- Task to complete: Scan the data below. Pull out each line where "services" occurs.

:: Data excerpts ::

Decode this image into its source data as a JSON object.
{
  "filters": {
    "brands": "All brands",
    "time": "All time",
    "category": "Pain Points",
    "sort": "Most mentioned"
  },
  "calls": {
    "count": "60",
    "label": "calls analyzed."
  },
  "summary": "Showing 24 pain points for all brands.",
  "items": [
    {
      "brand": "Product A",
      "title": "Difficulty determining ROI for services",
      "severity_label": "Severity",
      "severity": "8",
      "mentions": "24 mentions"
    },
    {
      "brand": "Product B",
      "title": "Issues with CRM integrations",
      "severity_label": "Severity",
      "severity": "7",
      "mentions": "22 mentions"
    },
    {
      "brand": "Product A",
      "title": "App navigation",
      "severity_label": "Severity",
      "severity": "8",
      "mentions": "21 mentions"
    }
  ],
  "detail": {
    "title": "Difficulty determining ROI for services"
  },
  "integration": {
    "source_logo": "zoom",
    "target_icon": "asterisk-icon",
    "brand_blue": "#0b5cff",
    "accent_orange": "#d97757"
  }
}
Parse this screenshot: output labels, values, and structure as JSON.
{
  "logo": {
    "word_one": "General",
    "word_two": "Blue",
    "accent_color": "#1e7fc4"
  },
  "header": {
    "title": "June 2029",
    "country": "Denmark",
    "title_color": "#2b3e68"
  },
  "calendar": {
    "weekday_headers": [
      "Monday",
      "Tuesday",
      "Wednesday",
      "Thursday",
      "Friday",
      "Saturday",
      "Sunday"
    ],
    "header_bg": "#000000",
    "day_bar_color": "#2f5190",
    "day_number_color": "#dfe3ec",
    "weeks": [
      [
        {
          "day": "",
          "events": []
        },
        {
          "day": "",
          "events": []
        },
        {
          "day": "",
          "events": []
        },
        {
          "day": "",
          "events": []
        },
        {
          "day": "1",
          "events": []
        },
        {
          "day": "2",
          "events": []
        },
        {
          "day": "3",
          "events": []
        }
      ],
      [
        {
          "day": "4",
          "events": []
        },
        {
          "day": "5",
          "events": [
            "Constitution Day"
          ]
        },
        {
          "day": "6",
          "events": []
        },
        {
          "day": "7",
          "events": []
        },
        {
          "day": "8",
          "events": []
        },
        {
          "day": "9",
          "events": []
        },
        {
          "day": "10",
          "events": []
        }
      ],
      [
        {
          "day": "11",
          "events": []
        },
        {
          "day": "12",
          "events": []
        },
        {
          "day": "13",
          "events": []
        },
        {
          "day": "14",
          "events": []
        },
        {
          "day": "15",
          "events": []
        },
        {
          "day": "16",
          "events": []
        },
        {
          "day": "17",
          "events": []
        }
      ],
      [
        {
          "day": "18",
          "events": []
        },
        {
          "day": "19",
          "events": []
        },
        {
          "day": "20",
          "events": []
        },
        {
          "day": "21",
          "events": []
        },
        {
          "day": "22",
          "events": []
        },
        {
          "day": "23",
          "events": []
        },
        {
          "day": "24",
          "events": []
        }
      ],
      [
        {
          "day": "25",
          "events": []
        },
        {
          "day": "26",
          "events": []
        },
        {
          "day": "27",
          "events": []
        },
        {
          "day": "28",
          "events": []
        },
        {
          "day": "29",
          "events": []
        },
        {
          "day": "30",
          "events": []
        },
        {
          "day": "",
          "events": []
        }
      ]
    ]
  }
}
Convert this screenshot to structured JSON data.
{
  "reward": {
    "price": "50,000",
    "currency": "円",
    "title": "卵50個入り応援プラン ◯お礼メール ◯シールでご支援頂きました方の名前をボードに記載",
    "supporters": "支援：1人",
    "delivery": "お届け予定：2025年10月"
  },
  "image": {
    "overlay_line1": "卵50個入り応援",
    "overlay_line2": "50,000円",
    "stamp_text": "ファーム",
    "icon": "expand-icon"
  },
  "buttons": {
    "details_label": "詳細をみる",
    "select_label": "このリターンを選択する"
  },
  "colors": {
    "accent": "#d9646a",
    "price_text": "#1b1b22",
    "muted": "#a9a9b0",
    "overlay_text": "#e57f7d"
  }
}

:::

- Result of this task:
      "title": "Difficulty determining ROI for services",
    "title": "Difficulty determining ROI for services"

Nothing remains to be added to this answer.